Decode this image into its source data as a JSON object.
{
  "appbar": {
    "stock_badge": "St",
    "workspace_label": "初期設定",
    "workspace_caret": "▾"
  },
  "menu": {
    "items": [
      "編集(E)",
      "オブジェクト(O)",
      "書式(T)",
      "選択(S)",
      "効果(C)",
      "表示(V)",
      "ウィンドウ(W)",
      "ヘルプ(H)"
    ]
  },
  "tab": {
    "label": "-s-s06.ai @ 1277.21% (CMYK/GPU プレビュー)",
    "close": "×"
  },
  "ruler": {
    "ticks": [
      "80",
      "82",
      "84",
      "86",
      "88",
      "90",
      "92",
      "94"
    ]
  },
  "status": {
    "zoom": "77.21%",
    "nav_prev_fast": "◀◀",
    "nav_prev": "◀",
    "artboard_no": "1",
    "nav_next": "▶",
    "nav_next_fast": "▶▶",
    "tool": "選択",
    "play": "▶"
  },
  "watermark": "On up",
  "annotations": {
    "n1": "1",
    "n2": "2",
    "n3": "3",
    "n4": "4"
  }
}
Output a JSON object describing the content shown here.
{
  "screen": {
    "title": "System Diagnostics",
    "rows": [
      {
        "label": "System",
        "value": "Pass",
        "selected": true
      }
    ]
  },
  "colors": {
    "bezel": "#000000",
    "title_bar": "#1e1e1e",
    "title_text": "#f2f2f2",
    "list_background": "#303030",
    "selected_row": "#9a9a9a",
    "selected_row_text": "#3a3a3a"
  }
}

▸ **YOUR TASK**: Look through the entries above. Extract each line with the word "object".

▸ **RESULT OF THE EXERCISE**:
Decode this image into its source data as a JSON object.
Output a JSON object describing the content shown here.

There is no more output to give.